Locate every line in the records below that holds the word "kept" and return each one.
START Task inputs
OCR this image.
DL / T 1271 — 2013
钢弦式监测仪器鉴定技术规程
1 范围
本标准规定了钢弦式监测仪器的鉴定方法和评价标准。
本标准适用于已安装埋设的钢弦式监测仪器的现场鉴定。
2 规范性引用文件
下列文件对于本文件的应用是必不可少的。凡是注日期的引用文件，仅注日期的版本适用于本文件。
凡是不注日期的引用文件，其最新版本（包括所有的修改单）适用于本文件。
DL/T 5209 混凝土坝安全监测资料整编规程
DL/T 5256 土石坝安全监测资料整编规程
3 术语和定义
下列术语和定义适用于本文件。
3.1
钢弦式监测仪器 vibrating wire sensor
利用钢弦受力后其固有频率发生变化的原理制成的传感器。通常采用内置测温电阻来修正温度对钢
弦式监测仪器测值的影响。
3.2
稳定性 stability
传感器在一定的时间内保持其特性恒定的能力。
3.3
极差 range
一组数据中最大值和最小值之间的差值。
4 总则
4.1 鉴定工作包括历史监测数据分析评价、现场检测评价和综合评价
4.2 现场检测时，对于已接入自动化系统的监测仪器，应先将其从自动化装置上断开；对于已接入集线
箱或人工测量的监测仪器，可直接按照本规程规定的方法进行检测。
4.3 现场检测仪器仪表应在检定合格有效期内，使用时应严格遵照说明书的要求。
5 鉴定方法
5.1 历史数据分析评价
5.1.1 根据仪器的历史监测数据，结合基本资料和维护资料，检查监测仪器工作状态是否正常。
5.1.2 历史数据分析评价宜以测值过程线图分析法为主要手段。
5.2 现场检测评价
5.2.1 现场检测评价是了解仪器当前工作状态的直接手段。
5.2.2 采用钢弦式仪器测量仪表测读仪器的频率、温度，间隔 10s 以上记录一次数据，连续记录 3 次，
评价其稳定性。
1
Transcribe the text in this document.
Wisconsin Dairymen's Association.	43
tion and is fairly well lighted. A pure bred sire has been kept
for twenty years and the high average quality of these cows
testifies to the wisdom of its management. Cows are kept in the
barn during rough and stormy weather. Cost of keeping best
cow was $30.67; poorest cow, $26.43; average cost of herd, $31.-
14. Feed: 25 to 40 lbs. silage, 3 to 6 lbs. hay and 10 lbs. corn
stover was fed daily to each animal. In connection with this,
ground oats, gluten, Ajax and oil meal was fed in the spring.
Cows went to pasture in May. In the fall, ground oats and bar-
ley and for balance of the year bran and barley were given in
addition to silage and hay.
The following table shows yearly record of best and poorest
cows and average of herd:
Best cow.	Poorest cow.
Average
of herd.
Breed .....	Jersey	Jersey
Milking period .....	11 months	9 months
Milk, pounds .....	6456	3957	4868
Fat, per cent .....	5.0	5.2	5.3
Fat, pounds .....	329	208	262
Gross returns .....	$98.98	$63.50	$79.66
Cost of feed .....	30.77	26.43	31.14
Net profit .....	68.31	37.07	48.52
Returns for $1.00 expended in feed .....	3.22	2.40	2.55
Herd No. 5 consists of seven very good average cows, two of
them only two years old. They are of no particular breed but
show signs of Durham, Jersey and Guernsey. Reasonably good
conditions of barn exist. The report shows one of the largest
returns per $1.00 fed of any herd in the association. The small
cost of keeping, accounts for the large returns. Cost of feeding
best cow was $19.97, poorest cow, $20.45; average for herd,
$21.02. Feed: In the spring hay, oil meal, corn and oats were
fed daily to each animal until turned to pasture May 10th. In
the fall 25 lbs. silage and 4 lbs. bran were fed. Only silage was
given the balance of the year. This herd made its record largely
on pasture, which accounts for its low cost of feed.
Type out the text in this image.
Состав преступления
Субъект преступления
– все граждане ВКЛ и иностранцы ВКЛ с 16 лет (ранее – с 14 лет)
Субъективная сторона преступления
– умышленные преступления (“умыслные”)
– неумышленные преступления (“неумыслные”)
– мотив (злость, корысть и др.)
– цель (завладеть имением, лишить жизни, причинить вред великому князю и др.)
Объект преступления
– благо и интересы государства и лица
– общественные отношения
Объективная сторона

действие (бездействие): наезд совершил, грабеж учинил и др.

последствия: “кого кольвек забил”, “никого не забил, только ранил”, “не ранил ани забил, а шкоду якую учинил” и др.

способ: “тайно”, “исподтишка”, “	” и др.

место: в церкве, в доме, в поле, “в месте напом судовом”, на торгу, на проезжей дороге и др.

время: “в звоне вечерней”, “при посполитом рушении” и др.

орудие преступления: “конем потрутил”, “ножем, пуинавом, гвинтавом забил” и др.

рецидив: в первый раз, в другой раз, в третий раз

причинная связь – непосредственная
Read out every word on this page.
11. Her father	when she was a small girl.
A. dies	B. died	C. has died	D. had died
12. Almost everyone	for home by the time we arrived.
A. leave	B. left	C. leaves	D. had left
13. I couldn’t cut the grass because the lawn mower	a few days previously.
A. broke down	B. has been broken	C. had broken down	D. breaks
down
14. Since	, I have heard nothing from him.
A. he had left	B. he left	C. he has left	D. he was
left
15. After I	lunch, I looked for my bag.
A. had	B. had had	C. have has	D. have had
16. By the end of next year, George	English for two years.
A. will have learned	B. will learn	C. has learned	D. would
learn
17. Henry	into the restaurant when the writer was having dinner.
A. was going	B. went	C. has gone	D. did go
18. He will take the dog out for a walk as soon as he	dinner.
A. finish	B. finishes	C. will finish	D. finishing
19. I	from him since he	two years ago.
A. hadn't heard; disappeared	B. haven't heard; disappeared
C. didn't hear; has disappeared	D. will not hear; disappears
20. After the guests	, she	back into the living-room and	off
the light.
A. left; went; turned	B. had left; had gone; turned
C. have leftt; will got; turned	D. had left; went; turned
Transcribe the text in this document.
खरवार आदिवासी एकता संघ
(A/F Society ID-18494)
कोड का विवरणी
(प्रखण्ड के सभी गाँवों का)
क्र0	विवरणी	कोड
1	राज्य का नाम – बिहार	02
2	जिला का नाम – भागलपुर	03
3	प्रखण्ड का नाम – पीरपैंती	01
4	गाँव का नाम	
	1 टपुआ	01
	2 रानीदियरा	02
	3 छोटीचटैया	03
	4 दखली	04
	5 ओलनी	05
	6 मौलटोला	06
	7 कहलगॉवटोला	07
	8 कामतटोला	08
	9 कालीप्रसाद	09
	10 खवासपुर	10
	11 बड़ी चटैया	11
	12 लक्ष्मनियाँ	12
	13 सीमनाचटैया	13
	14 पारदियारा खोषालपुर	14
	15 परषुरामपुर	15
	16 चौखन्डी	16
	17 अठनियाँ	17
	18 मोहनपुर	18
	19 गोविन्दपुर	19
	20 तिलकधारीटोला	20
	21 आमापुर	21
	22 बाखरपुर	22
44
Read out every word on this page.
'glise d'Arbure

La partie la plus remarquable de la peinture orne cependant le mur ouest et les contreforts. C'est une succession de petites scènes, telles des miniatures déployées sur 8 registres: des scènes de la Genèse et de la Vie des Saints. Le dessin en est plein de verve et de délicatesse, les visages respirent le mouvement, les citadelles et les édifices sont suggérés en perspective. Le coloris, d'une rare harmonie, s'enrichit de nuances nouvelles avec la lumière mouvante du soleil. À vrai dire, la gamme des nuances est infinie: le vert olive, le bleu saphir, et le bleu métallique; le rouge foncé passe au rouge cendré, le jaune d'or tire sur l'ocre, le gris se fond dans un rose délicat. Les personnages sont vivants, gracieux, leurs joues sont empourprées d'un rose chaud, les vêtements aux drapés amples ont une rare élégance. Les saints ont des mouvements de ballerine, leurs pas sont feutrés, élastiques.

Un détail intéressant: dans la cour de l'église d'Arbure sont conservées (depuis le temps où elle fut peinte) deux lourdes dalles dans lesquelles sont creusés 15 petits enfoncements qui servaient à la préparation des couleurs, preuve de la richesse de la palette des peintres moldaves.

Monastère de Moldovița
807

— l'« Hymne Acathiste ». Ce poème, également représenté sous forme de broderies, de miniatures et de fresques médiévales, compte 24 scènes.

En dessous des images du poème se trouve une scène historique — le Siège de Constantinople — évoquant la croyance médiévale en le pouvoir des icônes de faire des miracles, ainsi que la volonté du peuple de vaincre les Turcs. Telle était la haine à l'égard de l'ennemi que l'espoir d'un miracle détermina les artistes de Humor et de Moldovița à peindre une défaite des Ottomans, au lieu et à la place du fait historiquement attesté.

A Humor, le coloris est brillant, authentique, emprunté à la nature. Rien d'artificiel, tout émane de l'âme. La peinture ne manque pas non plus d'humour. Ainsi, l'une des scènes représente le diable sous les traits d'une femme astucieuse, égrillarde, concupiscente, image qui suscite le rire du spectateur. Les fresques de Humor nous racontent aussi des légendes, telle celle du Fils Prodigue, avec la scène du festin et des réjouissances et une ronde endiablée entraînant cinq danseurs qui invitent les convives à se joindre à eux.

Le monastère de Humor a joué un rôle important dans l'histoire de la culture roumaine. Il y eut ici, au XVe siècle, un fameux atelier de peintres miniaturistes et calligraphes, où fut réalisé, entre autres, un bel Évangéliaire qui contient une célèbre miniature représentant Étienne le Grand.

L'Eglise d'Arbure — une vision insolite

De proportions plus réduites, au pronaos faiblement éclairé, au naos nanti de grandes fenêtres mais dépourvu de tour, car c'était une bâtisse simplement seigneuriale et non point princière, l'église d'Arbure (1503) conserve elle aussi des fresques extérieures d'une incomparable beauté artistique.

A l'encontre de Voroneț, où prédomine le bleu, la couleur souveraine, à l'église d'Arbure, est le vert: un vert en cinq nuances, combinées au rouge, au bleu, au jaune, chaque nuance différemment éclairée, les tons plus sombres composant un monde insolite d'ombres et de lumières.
END Task inputs
* _Written solution_:
tion and is fairly well lighted. A pure bred sire has been kept
testifies to the wisdom of its management. Cows are kept in the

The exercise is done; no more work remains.